**WRITTEN REQUEST**:
Copy out every line containing the word "自年月日至年月日止".

**LISTING**:

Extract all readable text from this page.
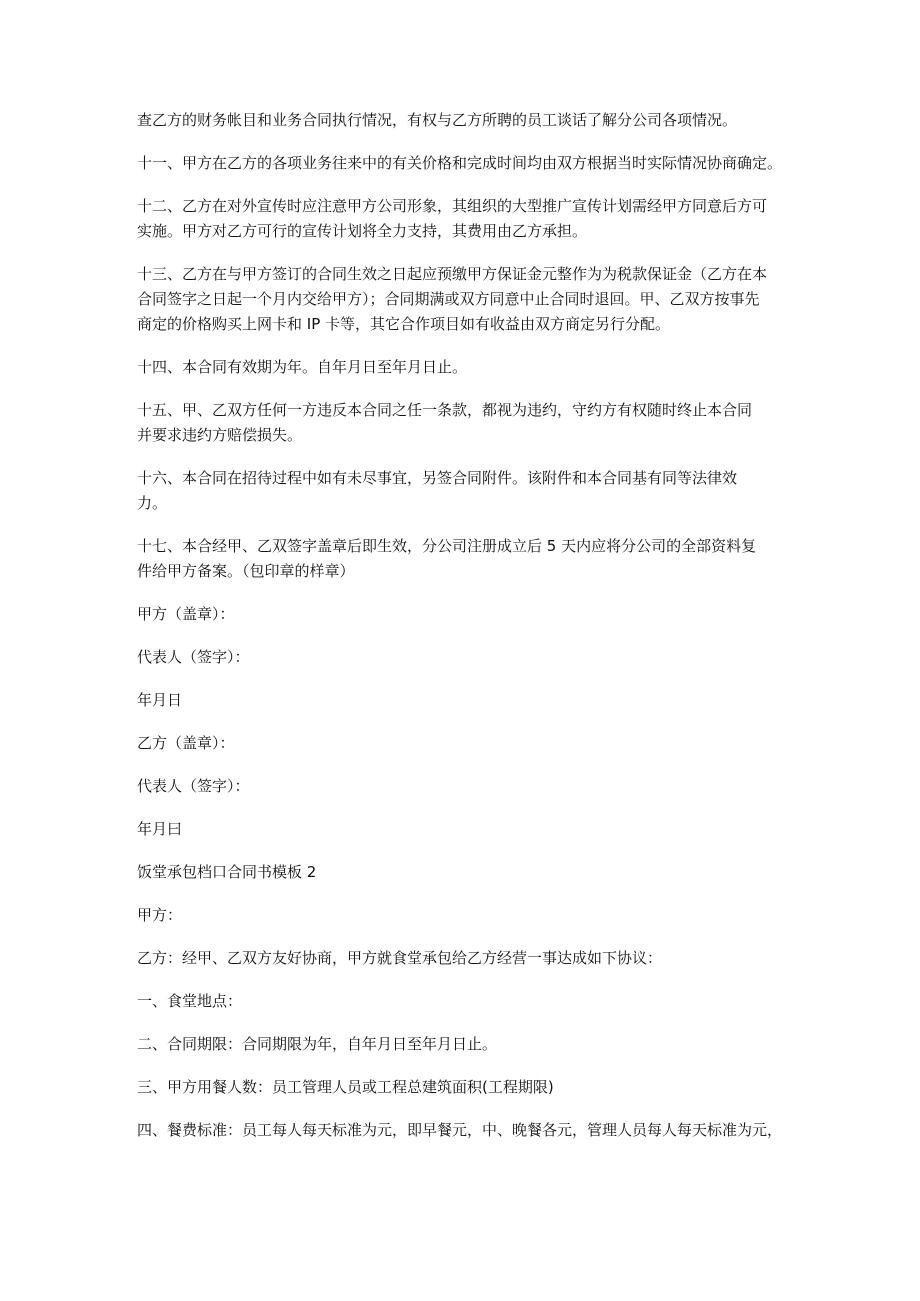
查乙方的财务帐目和业务合同执行情况，有权与乙方所聘的员工谈话了解分公司各项情况。

十一、甲方在乙方的各项业务往来中的有关价格和完成时间均由双方根据当时实际情况协商确定。

十二、乙方在对外宣传时应注意甲方公司形象，其组织的大型推广宣传计划需经甲方同意后方可
实施。甲方对乙方可行的宣传计划将全力支持，其费用由乙方承担。

十三、乙方在与甲方签订的合同生效之日起应预缴甲方保证金元整作为为税款保证金（乙方在本
合同签字之日起一个月内交给甲方）；合同期满或双方同意中止合同时退回。甲、乙双方按事先
商定的价格购买上网卡和 IP 卡等，其它合作项目如有收益由双方商定另行分配。

十四、本合同有效期为年。自年月日至年月日止。

十五、甲、乙双方任何一方违反本合同之任一条款，都视为违约，守约方有权随时终止本合同
并要求违约方赔偿损失。

十六、本合同在招待过程中如有未尽事宜，另签合同附件。该附件和本合同基有同等法律效
力。

十七、本合经甲、乙双签字盖章后即生效，分公司注册成立后 5 天内应将分公司的全部资料复
件给甲方备案。（包印章的样章）

甲方（盖章）：

代表人（签字）：

年月日

乙方（盖章）：

代表人（签字）：

年月曰

饭堂承包档口合同书模板 2

甲方：

乙方：经甲、乙双方友好协商，甲方就食堂承包给乙方经营一事达成如下协议：

一、食堂地点：

二、合同期限：合同期限为年，自年月日至年月日止。

三、甲方用餐人数：员工管理人员或工程总建筑面积(工程期限)

四、餐费标准：员工每人每天标准为元，即早餐元，中、晚餐各元，管理人员每人每天标准为元，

**REPLY TO THE TASK**:
十四、本合同有效期为年。自年月日至年月日止。
二、合同期限：合同期限为年，自年月日至年月日止。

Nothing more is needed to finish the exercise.